# [Extracted records]
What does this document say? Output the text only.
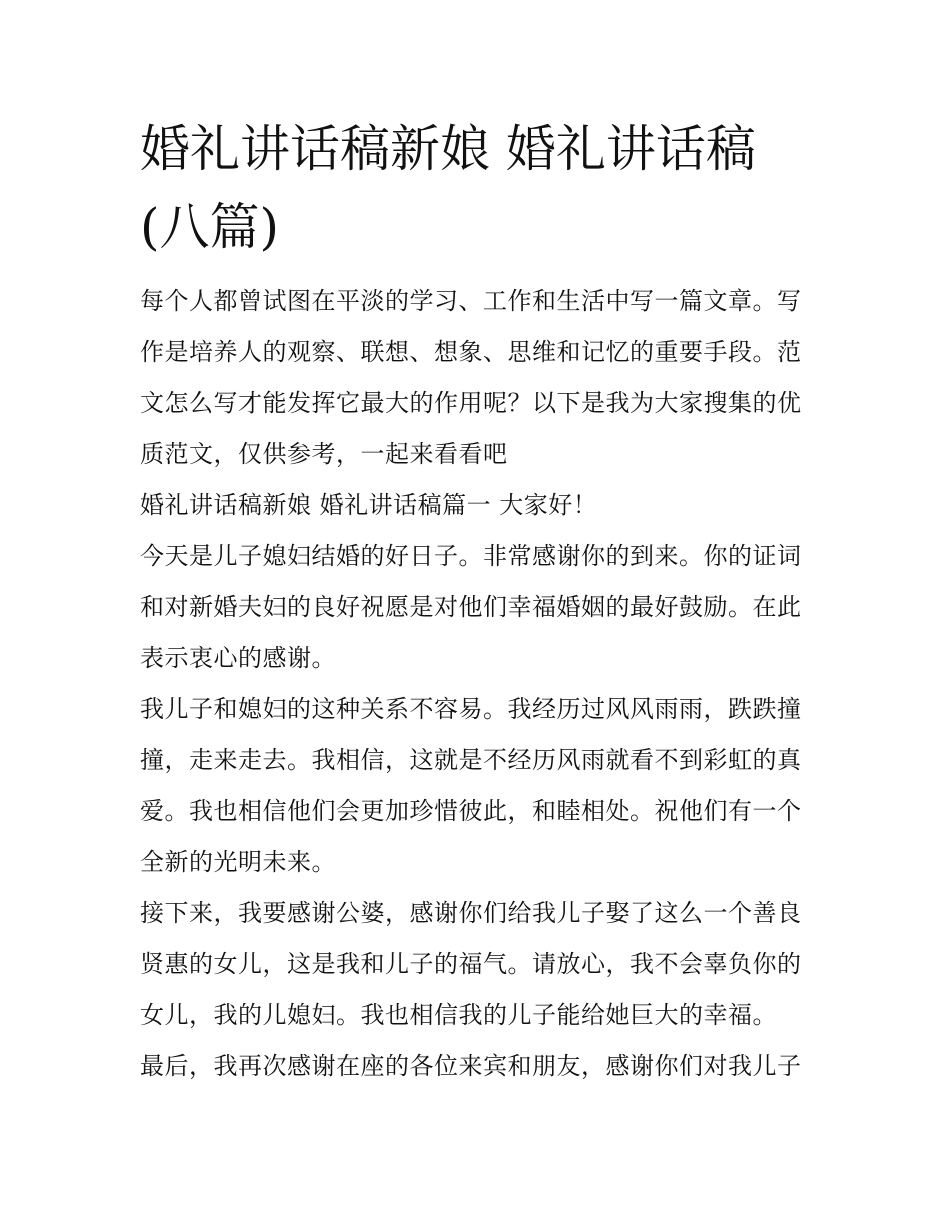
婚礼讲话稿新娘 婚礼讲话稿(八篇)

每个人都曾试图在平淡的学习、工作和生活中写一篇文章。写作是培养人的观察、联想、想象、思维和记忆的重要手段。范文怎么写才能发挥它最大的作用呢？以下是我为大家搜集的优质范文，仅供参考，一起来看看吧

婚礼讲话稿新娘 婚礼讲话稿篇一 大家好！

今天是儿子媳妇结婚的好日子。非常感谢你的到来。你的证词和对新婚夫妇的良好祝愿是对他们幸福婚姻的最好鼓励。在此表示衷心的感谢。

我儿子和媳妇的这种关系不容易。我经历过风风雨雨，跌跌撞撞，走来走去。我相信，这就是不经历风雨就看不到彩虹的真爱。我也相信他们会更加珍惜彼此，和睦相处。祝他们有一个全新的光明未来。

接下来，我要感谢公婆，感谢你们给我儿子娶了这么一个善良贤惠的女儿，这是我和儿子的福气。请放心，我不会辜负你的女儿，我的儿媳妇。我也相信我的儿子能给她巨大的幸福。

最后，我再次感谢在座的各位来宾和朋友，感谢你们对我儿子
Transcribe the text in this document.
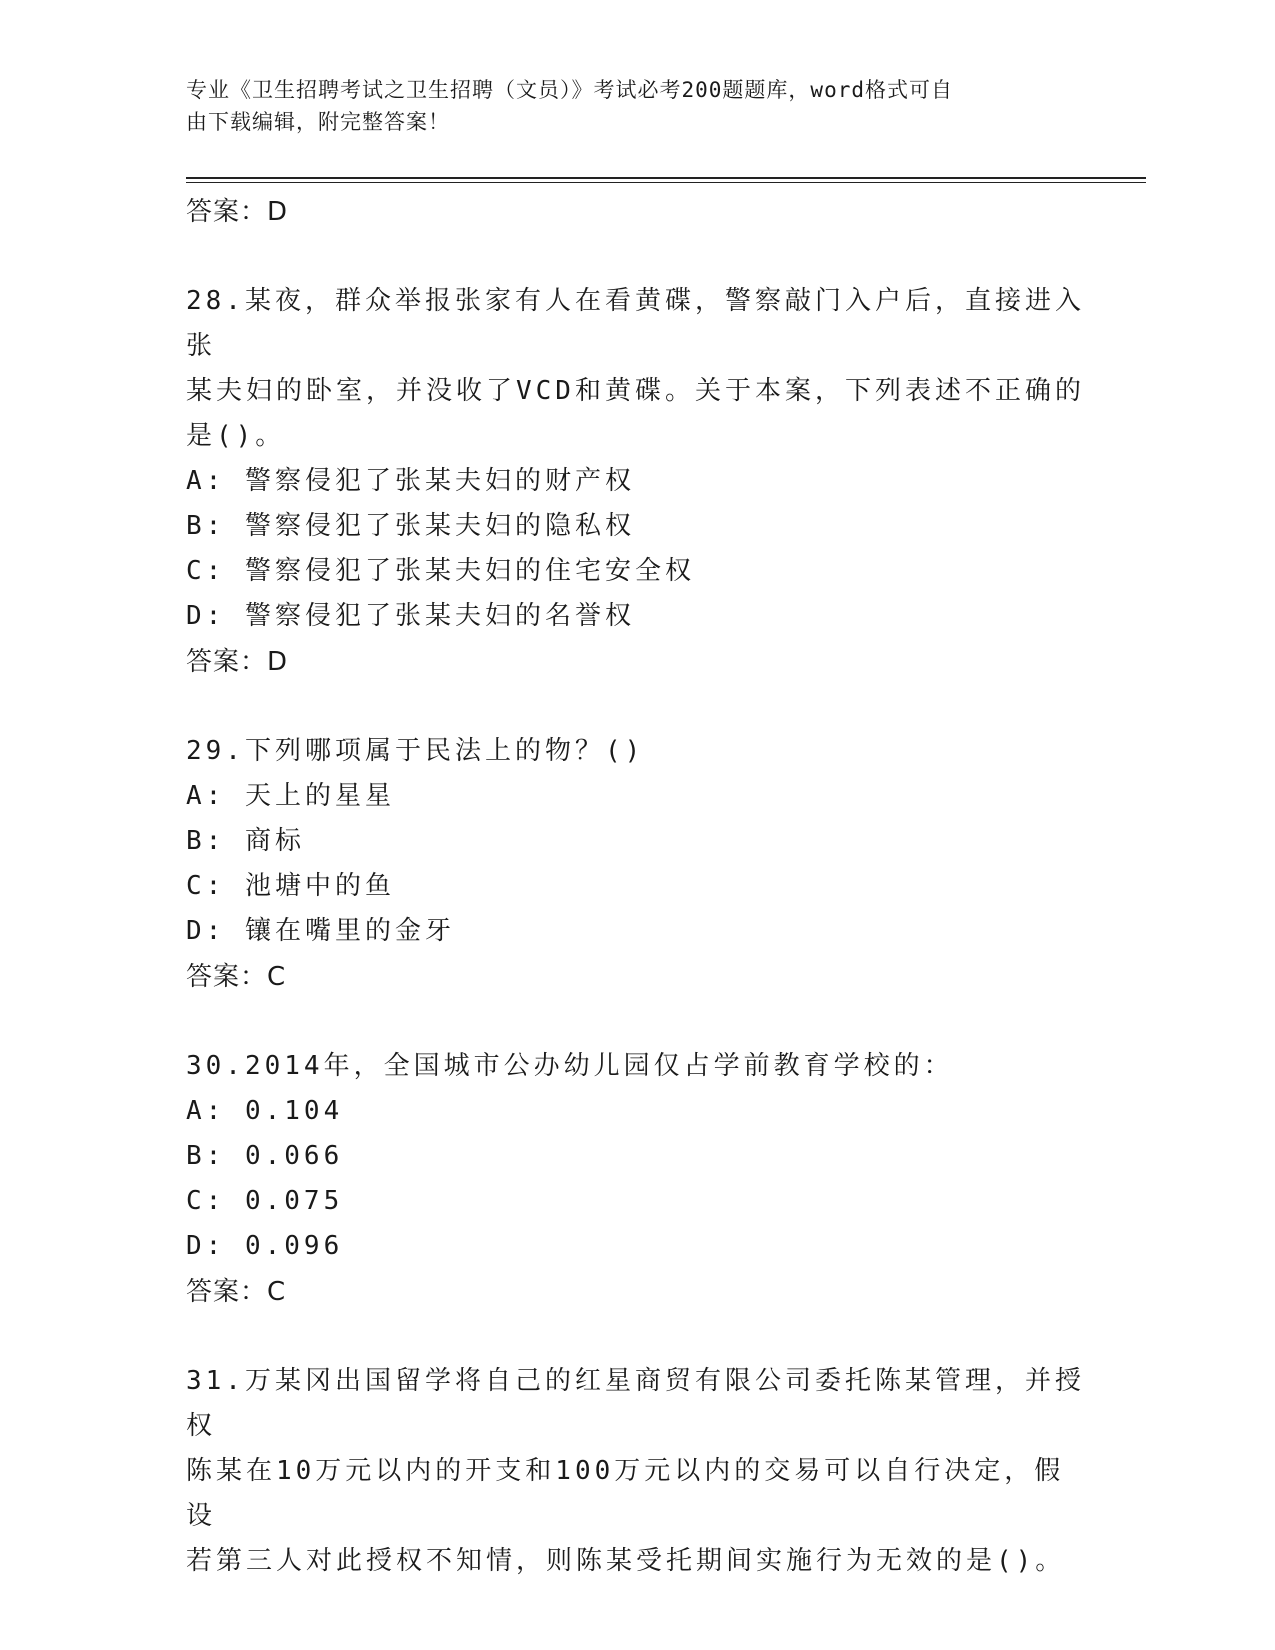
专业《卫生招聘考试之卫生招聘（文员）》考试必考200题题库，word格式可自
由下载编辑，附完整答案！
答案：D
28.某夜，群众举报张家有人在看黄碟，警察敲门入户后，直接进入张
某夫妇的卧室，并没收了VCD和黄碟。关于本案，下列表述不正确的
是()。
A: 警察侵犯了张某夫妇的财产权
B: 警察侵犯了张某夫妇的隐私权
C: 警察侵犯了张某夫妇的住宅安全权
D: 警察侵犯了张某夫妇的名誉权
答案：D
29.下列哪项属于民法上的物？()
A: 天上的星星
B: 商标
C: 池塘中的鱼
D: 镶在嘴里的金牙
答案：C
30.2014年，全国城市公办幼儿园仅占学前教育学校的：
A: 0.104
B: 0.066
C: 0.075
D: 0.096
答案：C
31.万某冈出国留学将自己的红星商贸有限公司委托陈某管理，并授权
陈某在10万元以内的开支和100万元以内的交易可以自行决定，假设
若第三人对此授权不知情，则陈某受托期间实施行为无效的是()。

# [Written request]
Leave out the pictures and give the listing above again exactly.

# [Response below]
What does this document say? Output the text only.
婚礼讲话稿新娘 婚礼讲话稿(八篇)

每个人都曾试图在平淡的学习、工作和生活中写一篇文章。写作是培养人的观察、联想、想象、思维和记忆的重要手段。范文怎么写才能发挥它最大的作用呢？以下是我为大家搜集的优质范文，仅供参考，一起来看看吧

婚礼讲话稿新娘 婚礼讲话稿篇一 大家好！

今天是儿子媳妇结婚的好日子。非常感谢你的到来。你的证词和对新婚夫妇的良好祝愿是对他们幸福婚姻的最好鼓励。在此表示衷心的感谢。

我儿子和媳妇的这种关系不容易。我经历过风风雨雨，跌跌撞撞，走来走去。我相信，这就是不经历风雨就看不到彩虹的真爱。我也相信他们会更加珍惜彼此，和睦相处。祝他们有一个全新的光明未来。

接下来，我要感谢公婆，感谢你们给我儿子娶了这么一个善良贤惠的女儿，这是我和儿子的福气。请放心，我不会辜负你的女儿，我的儿媳妇。我也相信我的儿子能给她巨大的幸福。

最后，我再次感谢在座的各位来宾和朋友，感谢你们对我儿子
Transcribe the text in this document.
专业《卫生招聘考试之卫生招聘（文员）》考试必考200题题库，word格式可自
由下载编辑，附完整答案！
答案：D
28.某夜，群众举报张家有人在看黄碟，警察敲门入户后，直接进入张
某夫妇的卧室，并没收了VCD和黄碟。关于本案，下列表述不正确的
是()。
A: 警察侵犯了张某夫妇的财产权
B: 警察侵犯了张某夫妇的隐私权
C: 警察侵犯了张某夫妇的住宅安全权
D: 警察侵犯了张某夫妇的名誉权
答案：D
29.下列哪项属于民法上的物？()
A: 天上的星星
B: 商标
C: 池塘中的鱼
D: 镶在嘴里的金牙
答案：C
30.2014年，全国城市公办幼儿园仅占学前教育学校的：
A: 0.104
B: 0.066
C: 0.075
D: 0.096
答案：C
31.万某冈出国留学将自己的红星商贸有限公司委托陈某管理，并授权
陈某在10万元以内的开支和100万元以内的交易可以自行决定，假设
若第三人对此授权不知情，则陈某受托期间实施行为无效的是()。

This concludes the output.